Input data:
— Start —
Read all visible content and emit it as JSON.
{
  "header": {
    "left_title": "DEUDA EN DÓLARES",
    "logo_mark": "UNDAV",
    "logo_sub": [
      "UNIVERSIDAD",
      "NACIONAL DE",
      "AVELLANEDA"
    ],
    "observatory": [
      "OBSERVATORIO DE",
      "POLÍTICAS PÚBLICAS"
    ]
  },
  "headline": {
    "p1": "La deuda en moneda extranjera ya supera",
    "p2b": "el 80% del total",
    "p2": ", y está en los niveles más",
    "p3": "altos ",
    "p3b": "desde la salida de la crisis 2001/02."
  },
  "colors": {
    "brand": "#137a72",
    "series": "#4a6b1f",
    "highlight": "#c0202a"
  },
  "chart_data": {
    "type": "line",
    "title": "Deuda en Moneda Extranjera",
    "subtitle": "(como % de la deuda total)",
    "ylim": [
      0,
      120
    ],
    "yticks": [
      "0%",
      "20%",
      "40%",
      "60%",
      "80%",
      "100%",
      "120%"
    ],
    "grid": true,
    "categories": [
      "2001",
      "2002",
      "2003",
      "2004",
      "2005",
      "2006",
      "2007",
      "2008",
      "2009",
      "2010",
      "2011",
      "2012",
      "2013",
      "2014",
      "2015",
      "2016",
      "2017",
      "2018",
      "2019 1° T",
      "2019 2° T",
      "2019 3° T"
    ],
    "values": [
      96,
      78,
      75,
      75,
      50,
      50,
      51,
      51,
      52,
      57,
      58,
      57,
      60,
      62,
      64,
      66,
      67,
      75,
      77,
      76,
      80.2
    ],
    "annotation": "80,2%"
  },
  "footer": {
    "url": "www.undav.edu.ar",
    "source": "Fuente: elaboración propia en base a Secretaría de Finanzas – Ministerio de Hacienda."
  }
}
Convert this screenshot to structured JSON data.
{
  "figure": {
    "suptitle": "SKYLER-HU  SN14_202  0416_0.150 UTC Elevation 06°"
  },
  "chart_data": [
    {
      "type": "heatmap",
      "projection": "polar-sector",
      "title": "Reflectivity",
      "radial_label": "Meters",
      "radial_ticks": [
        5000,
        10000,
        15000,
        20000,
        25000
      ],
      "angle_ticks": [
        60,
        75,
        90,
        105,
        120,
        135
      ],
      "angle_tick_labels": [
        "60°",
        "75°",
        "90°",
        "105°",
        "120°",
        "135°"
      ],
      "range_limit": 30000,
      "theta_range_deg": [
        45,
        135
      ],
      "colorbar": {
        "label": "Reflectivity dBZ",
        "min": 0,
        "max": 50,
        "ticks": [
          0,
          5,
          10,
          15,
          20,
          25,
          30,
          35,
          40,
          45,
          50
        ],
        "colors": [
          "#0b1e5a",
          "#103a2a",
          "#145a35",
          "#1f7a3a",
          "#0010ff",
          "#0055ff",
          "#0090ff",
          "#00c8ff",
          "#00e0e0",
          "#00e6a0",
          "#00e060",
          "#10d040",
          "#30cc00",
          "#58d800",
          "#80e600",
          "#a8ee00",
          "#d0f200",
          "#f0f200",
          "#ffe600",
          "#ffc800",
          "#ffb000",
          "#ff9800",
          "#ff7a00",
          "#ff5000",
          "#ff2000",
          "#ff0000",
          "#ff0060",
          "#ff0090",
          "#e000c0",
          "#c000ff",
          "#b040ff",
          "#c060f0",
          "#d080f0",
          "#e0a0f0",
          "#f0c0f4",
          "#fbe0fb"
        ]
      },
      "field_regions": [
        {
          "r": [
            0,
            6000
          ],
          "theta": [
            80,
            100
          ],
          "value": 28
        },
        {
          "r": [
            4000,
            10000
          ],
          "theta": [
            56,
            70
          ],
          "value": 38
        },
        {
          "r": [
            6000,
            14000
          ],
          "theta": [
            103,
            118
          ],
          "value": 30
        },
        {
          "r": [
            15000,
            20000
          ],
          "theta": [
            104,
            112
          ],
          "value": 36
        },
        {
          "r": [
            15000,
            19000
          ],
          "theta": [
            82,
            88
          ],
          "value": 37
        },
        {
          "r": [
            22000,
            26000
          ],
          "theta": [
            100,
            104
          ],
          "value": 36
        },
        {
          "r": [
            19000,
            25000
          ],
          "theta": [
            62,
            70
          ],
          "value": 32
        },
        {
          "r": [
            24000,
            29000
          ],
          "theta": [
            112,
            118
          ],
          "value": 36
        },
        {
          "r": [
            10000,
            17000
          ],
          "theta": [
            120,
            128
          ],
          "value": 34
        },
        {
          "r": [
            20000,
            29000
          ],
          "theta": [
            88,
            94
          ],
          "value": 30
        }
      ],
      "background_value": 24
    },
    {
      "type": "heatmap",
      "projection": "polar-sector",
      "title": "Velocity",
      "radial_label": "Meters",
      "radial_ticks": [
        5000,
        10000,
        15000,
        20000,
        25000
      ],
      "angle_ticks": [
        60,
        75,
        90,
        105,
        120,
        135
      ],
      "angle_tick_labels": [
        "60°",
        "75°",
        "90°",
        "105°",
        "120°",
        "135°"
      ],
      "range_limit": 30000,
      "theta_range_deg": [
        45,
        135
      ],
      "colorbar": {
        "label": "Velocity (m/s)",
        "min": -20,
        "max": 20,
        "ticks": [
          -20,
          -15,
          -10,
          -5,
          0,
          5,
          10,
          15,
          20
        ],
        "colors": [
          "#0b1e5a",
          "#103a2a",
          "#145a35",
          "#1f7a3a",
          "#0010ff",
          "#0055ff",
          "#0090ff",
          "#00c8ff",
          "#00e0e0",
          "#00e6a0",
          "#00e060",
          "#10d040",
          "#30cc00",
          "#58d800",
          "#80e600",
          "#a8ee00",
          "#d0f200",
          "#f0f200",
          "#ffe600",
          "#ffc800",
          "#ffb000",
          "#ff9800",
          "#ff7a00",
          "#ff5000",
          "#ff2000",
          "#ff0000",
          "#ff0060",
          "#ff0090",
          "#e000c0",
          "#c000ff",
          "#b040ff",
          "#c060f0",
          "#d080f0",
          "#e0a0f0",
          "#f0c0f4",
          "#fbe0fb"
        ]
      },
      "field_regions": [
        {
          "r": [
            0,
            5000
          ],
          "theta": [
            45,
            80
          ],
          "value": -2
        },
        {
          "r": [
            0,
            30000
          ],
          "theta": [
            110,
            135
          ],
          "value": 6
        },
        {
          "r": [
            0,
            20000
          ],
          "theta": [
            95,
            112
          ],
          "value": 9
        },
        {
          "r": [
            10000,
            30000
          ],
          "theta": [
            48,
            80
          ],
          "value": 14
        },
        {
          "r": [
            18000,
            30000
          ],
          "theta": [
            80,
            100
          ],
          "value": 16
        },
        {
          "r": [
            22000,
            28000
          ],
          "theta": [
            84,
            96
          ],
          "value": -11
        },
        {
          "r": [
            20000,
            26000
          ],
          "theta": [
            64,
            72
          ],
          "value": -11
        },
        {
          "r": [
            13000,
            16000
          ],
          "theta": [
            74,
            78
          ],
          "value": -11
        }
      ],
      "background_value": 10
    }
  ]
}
— End —
Instructions to follow: Output the listing above without altering a single character.

Solution to this task:
Read all visible content and emit it as JSON.
{
  "header": {
    "left_title": "DEUDA EN DÓLARES",
    "logo_mark": "UNDAV",
    "logo_sub": [
      "UNIVERSIDAD",
      "NACIONAL DE",
      "AVELLANEDA"
    ],
    "observatory": [
      "OBSERVATORIO DE",
      "POLÍTICAS PÚBLICAS"
    ]
  },
  "headline": {
    "p1": "La deuda en moneda extranjera ya supera",
    "p2b": "el 80% del total",
    "p2": ", y está en los niveles más",
    "p3": "altos ",
    "p3b": "desde la salida de la crisis 2001/02."
  },
  "colors": {
    "brand": "#137a72",
    "series": "#4a6b1f",
    "highlight": "#c0202a"
  },
  "chart_data": {
    "type": "line",
    "title": "Deuda en Moneda Extranjera",
    "subtitle": "(como % de la deuda total)",
    "ylim": [
      0,
      120
    ],
    "yticks": [
      "0%",
      "20%",
      "40%",
      "60%",
      "80%",
      "100%",
      "120%"
    ],
    "grid": true,
    "categories": [
      "2001",
      "2002",
      "2003",
      "2004",
      "2005",
      "2006",
      "2007",
      "2008",
      "2009",
      "2010",
      "2011",
      "2012",
      "2013",
      "2014",
      "2015",
      "2016",
      "2017",
      "2018",
      "2019 1° T",
      "2019 2° T",
      "2019 3° T"
    ],
    "values": [
      96,
      78,
      75,
      75,
      50,
      50,
      51,
      51,
      52,
      57,
      58,
      57,
      60,
      62,
      64,
      66,
      67,
      75,
      77,
      76,
      80.2
    ],
    "annotation": "80,2%"
  },
  "footer": {
    "url": "www.undav.edu.ar",
    "source": "Fuente: elaboración propia en base a Secretaría de Finanzas – Ministerio de Hacienda."
  }
}
Convert this screenshot to structured JSON data.
{
  "figure": {
    "suptitle": "SKYLER-HU  SN14_202  0416_0.150 UTC Elevation 06°"
  },
  "chart_data": [
    {
      "type": "heatmap",
      "projection": "polar-sector",
      "title": "Reflectivity",
      "radial_label": "Meters",
      "radial_ticks": [
        5000,
        10000,
        15000,
        20000,
        25000
      ],
      "angle_ticks": [
        60,
        75,
        90,
        105,
        120,
        135
      ],
      "angle_tick_labels": [
        "60°",
        "75°",
        "90°",
        "105°",
        "120°",
        "135°"
      ],
      "range_limit": 30000,
      "theta_range_deg": [
        45,
        135
      ],
      "colorbar": {
        "label": "Reflectivity dBZ",
        "min": 0,
        "max": 50,
        "ticks": [
          0,
          5,
          10,
          15,
          20,
          25,
          30,
          35,
          40,
          45,
          50
        ],
        "colors": [
          "#0b1e5a",
          "#103a2a",
          "#145a35",
          "#1f7a3a",
          "#0010ff",
          "#0055ff",
          "#0090ff",
          "#00c8ff",
          "#00e0e0",
          "#00e6a0",
          "#00e060",
          "#10d040",
          "#30cc00",
          "#58d800",
          "#80e600",
          "#a8ee00",
          "#d0f200",
          "#f0f200",
          "#ffe600",
          "#ffc800",
          "#ffb000",
          "#ff9800",
          "#ff7a00",
          "#ff5000",
          "#ff2000",
          "#ff0000",
          "#ff0060",
          "#ff0090",
          "#e000c0",
          "#c000ff",
          "#b040ff",
          "#c060f0",
          "#d080f0",
          "#e0a0f0",
          "#f0c0f4",
          "#fbe0fb"
        ]
      },
      "field_regions": [
        {
          "r": [
            0,
            6000
          ],
          "theta": [
            80,
            100
          ],
          "value": 28
        },
        {
          "r": [
            4000,
            10000
          ],
          "theta": [
            56,
            70
          ],
          "value": 38
        },
        {
          "r": [
            6000,
            14000
          ],
          "theta": [
            103,
            118
          ],
          "value": 30
        },
        {
          "r": [
            15000,
            20000
          ],
          "theta": [
            104,
            112
          ],
          "value": 36
        },
        {
          "r": [
            15000,
            19000
          ],
          "theta": [
            82,
            88
          ],
          "value": 37
        },
        {
          "r": [
            22000,
            26000
          ],
          "theta": [
            100,
            104
          ],
          "value": 36
        },
        {
          "r": [
            19000,
            25000
          ],
          "theta": [
            62,
            70
          ],
          "value": 32
        },
        {
          "r": [
            24000,
            29000
          ],
          "theta": [
            112,
            118
          ],
          "value": 36
        },
        {
          "r": [
            10000,
            17000
          ],
          "theta": [
            120,
            128
          ],
          "value": 34
        },
        {
          "r": [
            20000,
            29000
          ],
          "theta": [
            88,
            94
          ],
          "value": 30
        }
      ],
      "background_value": 24
    },
    {
      "type": "heatmap",
      "projection": "polar-sector",
      "title": "Velocity",
      "radial_label": "Meters",
      "radial_ticks": [
        5000,
        10000,
        15000,
        20000,
        25000
      ],
      "angle_ticks": [
        60,
        75,
        90,
        105,
        120,
        135
      ],
      "angle_tick_labels": [
        "60°",
        "75°",
        "90°",
        "105°",
        "120°",
        "135°"
      ],
      "range_limit": 30000,
      "theta_range_deg": [
        45,
        135
      ],
      "colorbar": {
        "label": "Velocity (m/s)",
        "min": -20,
        "max": 20,
        "ticks": [
          -20,
          -15,
          -10,
          -5,
          0,
          5,
          10,
          15,
          20
        ],
        "colors": [
          "#0b1e5a",
          "#103a2a",
          "#145a35",
          "#1f7a3a",
          "#0010ff",
          "#0055ff",
          "#0090ff",
          "#00c8ff",
          "#00e0e0",
          "#00e6a0",
          "#00e060",
          "#10d040",
          "#30cc00",
          "#58d800",
          "#80e600",
          "#a8ee00",
          "#d0f200",
          "#f0f200",
          "#ffe600",
          "#ffc800",
          "#ffb000",
          "#ff9800",
          "#ff7a00",
          "#ff5000",
          "#ff2000",
          "#ff0000",
          "#ff0060",
          "#ff0090",
          "#e000c0",
          "#c000ff",
          "#b040ff",
          "#c060f0",
          "#d080f0",
          "#e0a0f0",
          "#f0c0f4",
          "#fbe0fb"
        ]
      },
      "field_regions": [
        {
          "r": [
            0,
            5000
          ],
          "theta": [
            45,
            80
          ],
          "value": -2
        },
        {
          "r": [
            0,
            30000
          ],
          "theta": [
            110,
            135
          ],
          "value": 6
        },
        {
          "r": [
            0,
            20000
          ],
          "theta": [
            95,
            112
          ],
          "value": 9
        },
        {
          "r": [
            10000,
            30000
          ],
          "theta": [
            48,
            80
          ],
          "value": 14
        },
        {
          "r": [
            18000,
            30000
          ],
          "theta": [
            80,
            100
          ],
          "value": 16
        },
        {
          "r": [
            22000,
            28000
          ],
          "theta": [
            84,
            96
          ],
          "value": -11
        },
        {
          "r": [
            20000,
            26000
          ],
          "theta": [
            64,
            72
          ],
          "value": -11
        },
        {
          "r": [
            13000,
            16000
          ],
          "theta": [
            74,
            78
          ],
          "value": -11
        }
      ],
      "background_value": 10
    }
  ]
}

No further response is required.